═════ Records shown ═════

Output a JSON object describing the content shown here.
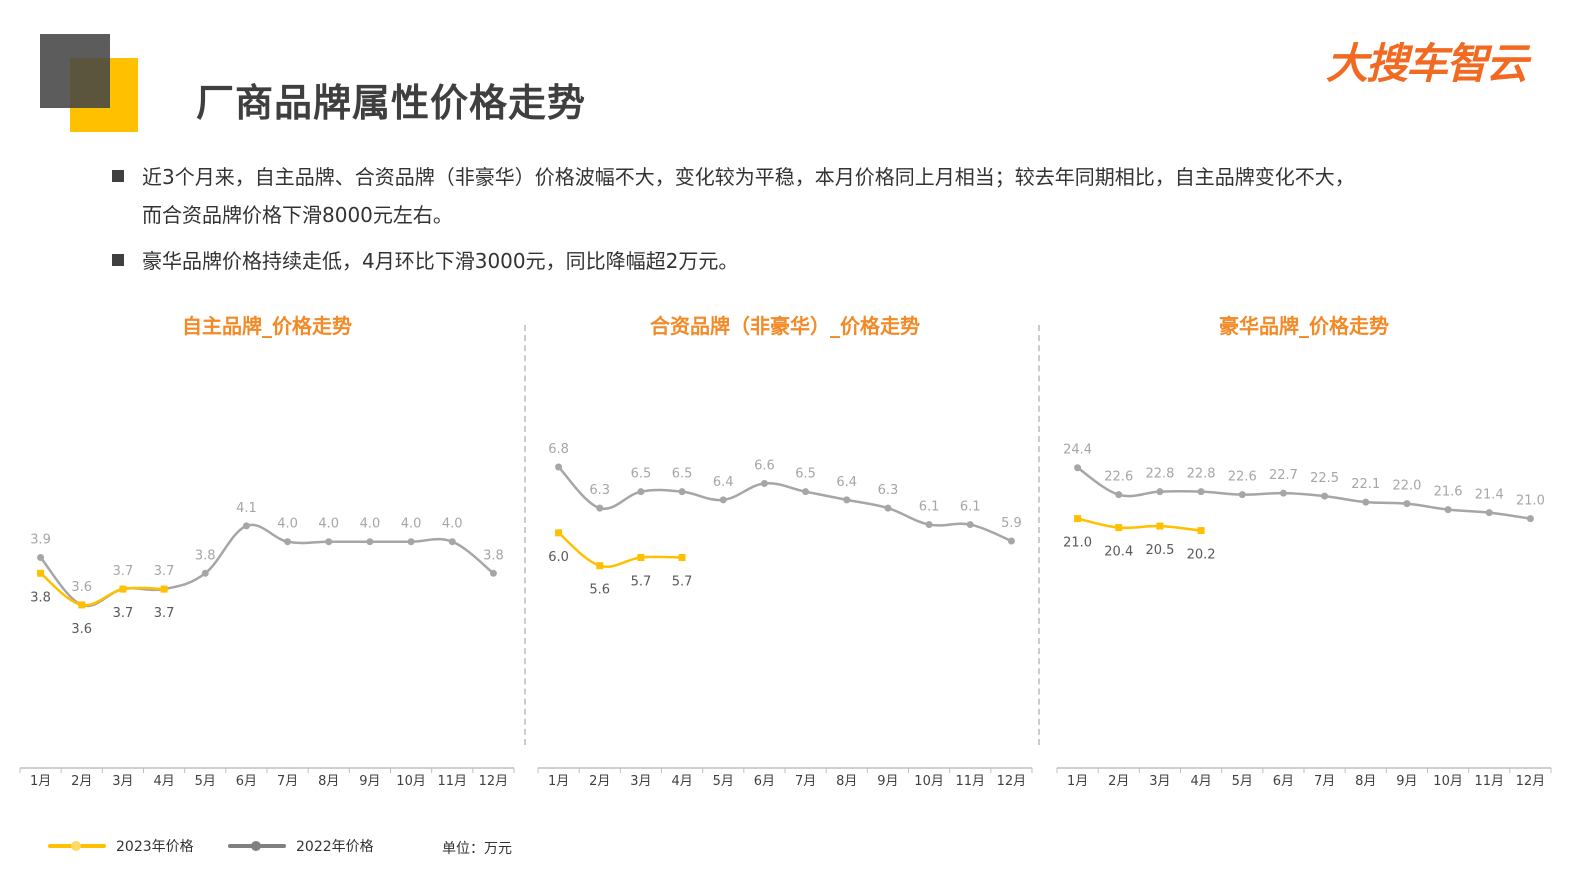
{
  "header": {
    "title": "厂商品牌属性价格走势",
    "logo_text": "大搜车智云"
  },
  "bullets": [
    {
      "lines": [
        "近3个月来，自主品牌、合资品牌（非豪华）价格波幅不大，变化较为平稳，本月价格同上月相当；较去年同期相比，自主品牌变化不大，",
        "而合资品牌价格下滑8000元左右。"
      ]
    },
    {
      "lines": [
        "豪华品牌价格持续走低，4月环比下滑3000元，同比降幅超2万元。"
      ]
    }
  ],
  "legend": {
    "series_2023": "2023年价格",
    "series_2022": "2022年价格",
    "unit": "单位：万元"
  },
  "colors": {
    "series_2023": "#FFC000",
    "series_2022": "#A6A6A6",
    "title_accent": "#F28A28",
    "logo": "#F26A21"
  },
  "chart_data": [
    {
      "type": "line",
      "title": "自主品牌_价格走势",
      "categories": [
        "1月",
        "2月",
        "3月",
        "4月",
        "5月",
        "6月",
        "7月",
        "8月",
        "9月",
        "10月",
        "11月",
        "12月"
      ],
      "series": [
        {
          "name": "2023年价格",
          "values": [
            3.8,
            3.6,
            3.7,
            3.7,
            null,
            null,
            null,
            null,
            null,
            null,
            null,
            null
          ]
        },
        {
          "name": "2022年价格",
          "values": [
            3.9,
            3.6,
            3.7,
            3.7,
            3.8,
            4.1,
            4.0,
            4.0,
            4.0,
            4.0,
            4.0,
            3.8
          ]
        }
      ],
      "ylim": [
        2.65,
        5.15
      ]
    },
    {
      "type": "line",
      "title": "合资品牌（非豪华）_价格走势",
      "categories": [
        "1月",
        "2月",
        "3月",
        "4月",
        "5月",
        "6月",
        "7月",
        "8月",
        "9月",
        "10月",
        "11月",
        "12月"
      ],
      "series": [
        {
          "name": "2023年价格",
          "values": [
            6.0,
            5.6,
            5.7,
            5.7,
            null,
            null,
            null,
            null,
            null,
            null,
            null,
            null
          ]
        },
        {
          "name": "2022年价格",
          "values": [
            6.8,
            6.3,
            6.5,
            6.5,
            6.4,
            6.6,
            6.5,
            6.4,
            6.3,
            6.1,
            6.1,
            5.9
          ]
        }
      ],
      "ylim": [
        3.3,
        8.1
      ]
    },
    {
      "type": "line",
      "title": "豪华品牌_价格走势",
      "categories": [
        "1月",
        "2月",
        "3月",
        "4月",
        "5月",
        "6月",
        "7月",
        "8月",
        "9月",
        "10月",
        "11月",
        "12月"
      ],
      "series": [
        {
          "name": "2023年价格",
          "values": [
            21.0,
            20.4,
            20.5,
            20.2,
            null,
            null,
            null,
            null,
            null,
            null,
            null,
            null
          ]
        },
        {
          "name": "2022年价格",
          "values": [
            24.4,
            22.6,
            22.8,
            22.8,
            22.6,
            22.7,
            22.5,
            22.1,
            22.0,
            21.6,
            21.4,
            21.0
          ]
        }
      ],
      "ylim": [
        5.2,
        31.6
      ]
    }
  ]
}
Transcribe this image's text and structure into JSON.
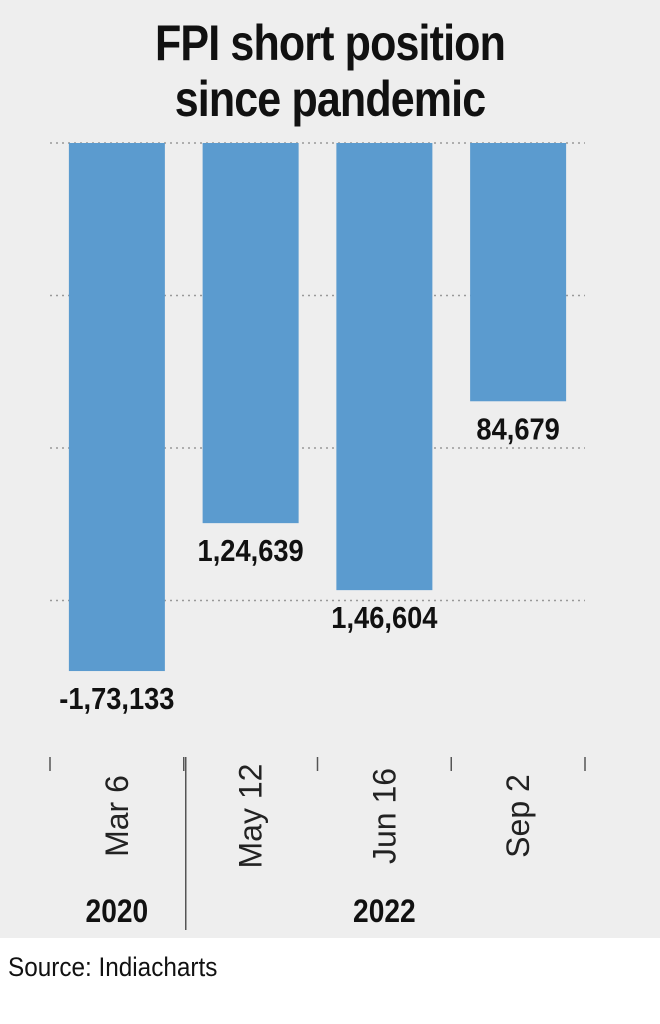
{
  "title": {
    "line1": "FPI short position",
    "line2": "since pandemic"
  },
  "source": "Source: Indiacharts",
  "colors": {
    "bar": "#5b9bcf",
    "panel": "#eeeeee",
    "text": "#111111",
    "grid": "#999999"
  },
  "chart_data": {
    "type": "bar",
    "categories": [
      "Mar 6",
      "May 12",
      "Jun 16",
      "Sep 2"
    ],
    "years": [
      {
        "label": "2020",
        "categories": [
          "Mar 6"
        ]
      },
      {
        "label": "2022",
        "categories": [
          "May 12",
          "Jun 16",
          "Sep 2"
        ]
      }
    ],
    "values": [
      -173133,
      -124639,
      -146604,
      -84679
    ],
    "data_labels": [
      "-1,73,133",
      "1,24,639",
      "1,46,604",
      "84,679"
    ],
    "ylim": [
      -200000,
      0
    ],
    "grid": true,
    "gridline_values": [
      0,
      -50000,
      -100000,
      -150000
    ]
  }
}
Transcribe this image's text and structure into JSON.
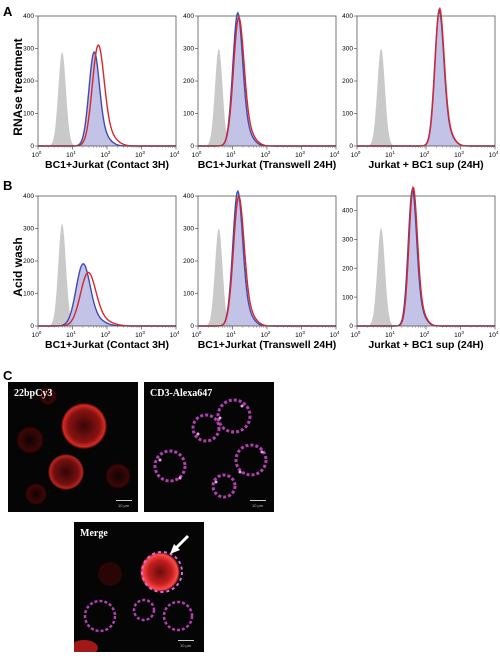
{
  "panels": {
    "a": "A",
    "b": "B",
    "c": "C"
  },
  "row_labels": {
    "a": "RNAse treatment",
    "b": "Acid wash"
  },
  "chart_data": [
    {
      "type": "area",
      "id": "A1",
      "row": 0,
      "col": 0,
      "xlabel": "BC1+Jurkat (Contact 3H)",
      "xscale": "log",
      "xlim": [
        1,
        10000
      ],
      "ylim": [
        0,
        400
      ],
      "yticks": [
        0,
        100,
        200,
        300,
        400
      ],
      "series": [
        {
          "role": "control",
          "color": "#c9c9c9",
          "peak_x": 5,
          "peak_y": 290,
          "width_decades": 0.11
        },
        {
          "role": "blue",
          "color": "#3e4bb0",
          "peak_x": 42,
          "peak_y": 272,
          "width_decades": 0.15
        },
        {
          "role": "red",
          "color": "#d9262c",
          "peak_x": 55,
          "peak_y": 292,
          "width_decades": 0.17
        }
      ]
    },
    {
      "type": "area",
      "id": "A2",
      "row": 0,
      "col": 1,
      "xlabel": "BC1+Jurkat (Transwell 24H)",
      "xscale": "log",
      "xlim": [
        1,
        10000
      ],
      "ylim": [
        0,
        400
      ],
      "yticks": [
        0,
        100,
        200,
        300,
        400
      ],
      "series": [
        {
          "role": "control",
          "color": "#c9c9c9",
          "peak_x": 4,
          "peak_y": 300,
          "width_decades": 0.11
        },
        {
          "role": "blue",
          "color": "#3e4bb0",
          "peak_x": 14,
          "peak_y": 385,
          "width_decades": 0.14
        },
        {
          "role": "red",
          "color": "#d9262c",
          "peak_x": 15,
          "peak_y": 372,
          "width_decades": 0.15
        }
      ]
    },
    {
      "type": "area",
      "id": "A3",
      "row": 0,
      "col": 2,
      "xlabel": "Jurkat + BC1 sup (24H)",
      "xscale": "log",
      "xlim": [
        1,
        10000
      ],
      "ylim": [
        0,
        400
      ],
      "yticks": [
        0,
        100,
        200,
        300,
        400
      ],
      "series": [
        {
          "role": "control",
          "color": "#c9c9c9",
          "peak_x": 5,
          "peak_y": 300,
          "width_decades": 0.11
        },
        {
          "role": "blue",
          "color": "#3e4bb0",
          "peak_x": 240,
          "peak_y": 392,
          "width_decades": 0.13
        },
        {
          "role": "red",
          "color": "#d9262c",
          "peak_x": 245,
          "peak_y": 398,
          "width_decades": 0.13
        }
      ]
    },
    {
      "type": "area",
      "id": "B1",
      "row": 1,
      "col": 0,
      "xlabel": "BC1+Jurkat (Contact 3H)",
      "xscale": "log",
      "xlim": [
        1,
        10000
      ],
      "ylim": [
        0,
        400
      ],
      "yticks": [
        0,
        100,
        200,
        300,
        400
      ],
      "series": [
        {
          "role": "control",
          "color": "#c9c9c9",
          "peak_x": 5,
          "peak_y": 315,
          "width_decades": 0.11
        },
        {
          "role": "blue",
          "color": "#3e4bb0",
          "peak_x": 20,
          "peak_y": 180,
          "width_decades": 0.2
        },
        {
          "role": "red",
          "color": "#d9262c",
          "peak_x": 28,
          "peak_y": 155,
          "width_decades": 0.22
        }
      ]
    },
    {
      "type": "area",
      "id": "B2",
      "row": 1,
      "col": 1,
      "xlabel": "BC1+Jurkat (Transwell 24H)",
      "xscale": "log",
      "xlim": [
        1,
        10000
      ],
      "ylim": [
        0,
        400
      ],
      "yticks": [
        0,
        100,
        200,
        300,
        400
      ],
      "series": [
        {
          "role": "control",
          "color": "#c9c9c9",
          "peak_x": 4,
          "peak_y": 300,
          "width_decades": 0.11
        },
        {
          "role": "blue",
          "color": "#3e4bb0",
          "peak_x": 14,
          "peak_y": 390,
          "width_decades": 0.14
        },
        {
          "role": "red",
          "color": "#d9262c",
          "peak_x": 15,
          "peak_y": 375,
          "width_decades": 0.15
        }
      ]
    },
    {
      "type": "area",
      "id": "B3",
      "row": 1,
      "col": 2,
      "xlabel": "Jurkat + BC1 sup (24H)",
      "xscale": "log",
      "xlim": [
        1,
        10000
      ],
      "ylim": [
        0,
        450
      ],
      "yticks": [
        0,
        100,
        200,
        300,
        400
      ],
      "series": [
        {
          "role": "control",
          "color": "#c9c9c9",
          "peak_x": 5,
          "peak_y": 340,
          "width_decades": 0.11
        },
        {
          "role": "blue",
          "color": "#3e4bb0",
          "peak_x": 40,
          "peak_y": 445,
          "width_decades": 0.12
        },
        {
          "role": "red",
          "color": "#d9262c",
          "peak_x": 42,
          "peak_y": 452,
          "width_decades": 0.12
        }
      ]
    }
  ],
  "micrographs": [
    {
      "id": "cy3",
      "label": "22bpCy3",
      "scalebar": "10 μm"
    },
    {
      "id": "alexa",
      "label": "CD3-Alexa647",
      "scalebar": "10 μm"
    },
    {
      "id": "merge",
      "label": "Merge",
      "scalebar": "10 μm"
    }
  ]
}
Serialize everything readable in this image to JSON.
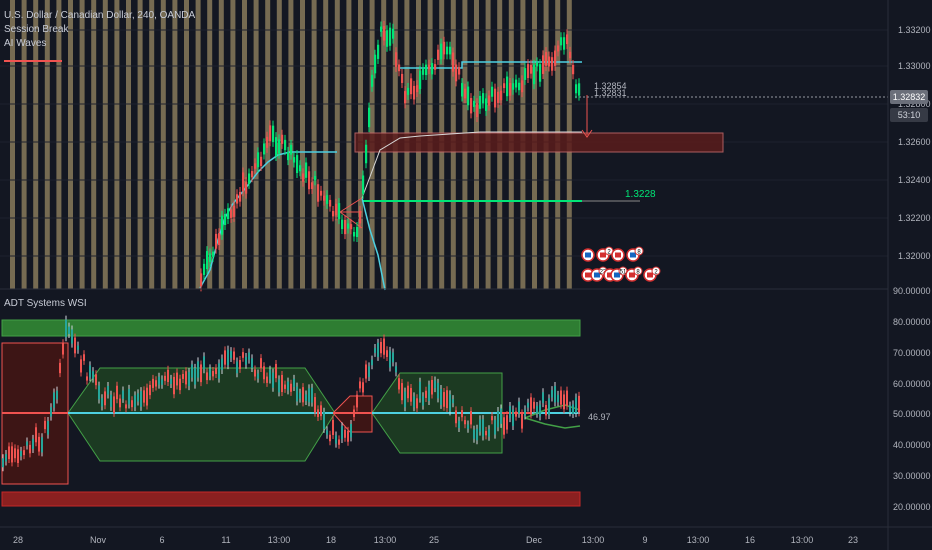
{
  "legend": {
    "symbol": "U.S. Dollar / Canadian Dollar, 240, OANDA",
    "session_break": "Session Break",
    "ai_waves": "AI Waves",
    "subpane_title": "ADT Systems WSI"
  },
  "price_axis": {
    "ticks": [
      "1.33200",
      "1.33000",
      "1.32800",
      "1.32600",
      "1.32400",
      "1.32200",
      "1.32000"
    ],
    "current_price": "1.32832",
    "countdown": "53:10",
    "overlay_label_top": "1.32854",
    "overlay_label_mid": "1.32831",
    "green_line_label": "1.3228"
  },
  "osc_axis": {
    "ticks": [
      "90.00000",
      "80.00000",
      "70.00000",
      "60.00000",
      "50.00000",
      "40.00000",
      "30.00000",
      "20.00000"
    ],
    "value_label": "46.97"
  },
  "time_axis": {
    "labels": [
      "28",
      "Nov",
      "6",
      "11",
      "13:00",
      "18",
      "13:00",
      "25",
      "Dec",
      "13:00",
      "9",
      "13:00",
      "16",
      "13:00",
      "23"
    ]
  },
  "events": {
    "row1": [
      "2",
      "8"
    ],
    "row2": [
      "23",
      "51",
      "8",
      "2"
    ]
  },
  "colors": {
    "background": "#131722",
    "up": "#26a69a",
    "up_bright": "#00e676",
    "down": "#ef5350",
    "session": "#c8b07a",
    "cyan": "#4dd0e1",
    "green_zone": "#2e7d32",
    "red_zone": "#8b2020"
  }
}
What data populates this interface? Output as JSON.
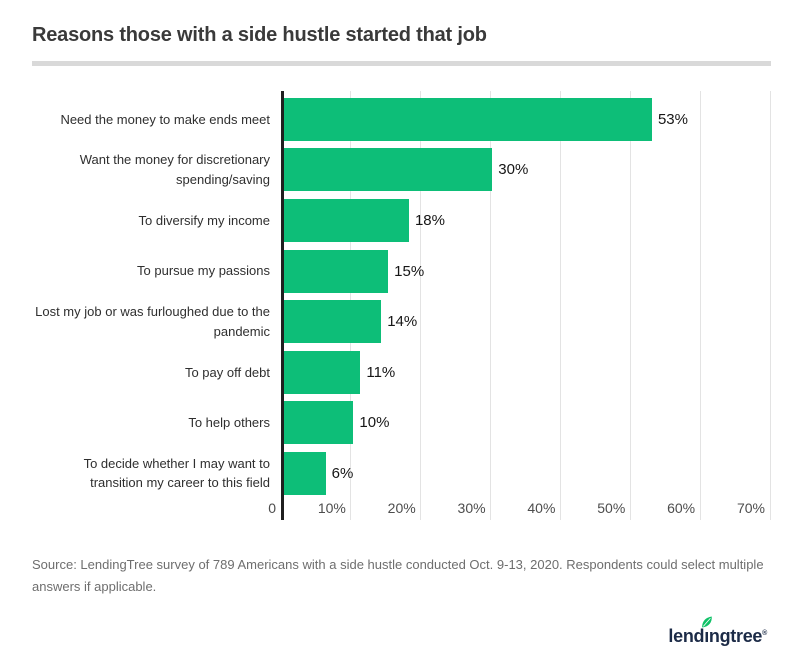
{
  "title": "Reasons those with a side hustle started that job",
  "source": "Source: LendingTree survey of 789 Americans with a side hustle conducted Oct. 9-13, 2020. Respondents could select multiple answers if applicable.",
  "logo": {
    "text": "lendingtree",
    "registered": "®"
  },
  "colors": {
    "bar": "#0dbe78",
    "axis": "#1f1f1f",
    "grid": "#e3e3e3",
    "title": "#3a3a3a",
    "category_label": "#2f2f2f",
    "value_label": "#161616",
    "tick_label": "#4d4d4d",
    "source": "#6e6e6e",
    "divider": "#d9d9d9",
    "logo_navy": "#1c2b47",
    "leaf_green": "#0fc167"
  },
  "chart_data": {
    "type": "bar",
    "orientation": "horizontal",
    "title": "Reasons those with a side hustle started that job",
    "categories": [
      "Need the money to make ends meet",
      "Want the money for discretionary spending/saving",
      "To diversify my income",
      "To pursue my passions",
      "Lost my job or was furloughed due to the pandemic",
      "To pay off debt",
      "To help others",
      "To decide whether I may want to transition my career to this field"
    ],
    "values": [
      53,
      30,
      18,
      15,
      14,
      11,
      10,
      6
    ],
    "value_labels": [
      "53%",
      "30%",
      "18%",
      "15%",
      "14%",
      "11%",
      "10%",
      "6%"
    ],
    "xlabel": "",
    "ylabel": "",
    "xlim": [
      0,
      70
    ],
    "x_ticks": [
      "0",
      "10%",
      "20%",
      "30%",
      "40%",
      "50%",
      "60%",
      "70%"
    ],
    "x_tick_values": [
      0,
      10,
      20,
      30,
      40,
      50,
      60,
      70
    ],
    "grid": "vertical",
    "legend": "none"
  }
}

═════

# Exercise:
Scan the material above. Copy each line that holds the word "Reasons".

# Exercise solution:
  "title": "Reasons those with a side hustle started that job",
    "title": "Reasons those with a side hustle started that job",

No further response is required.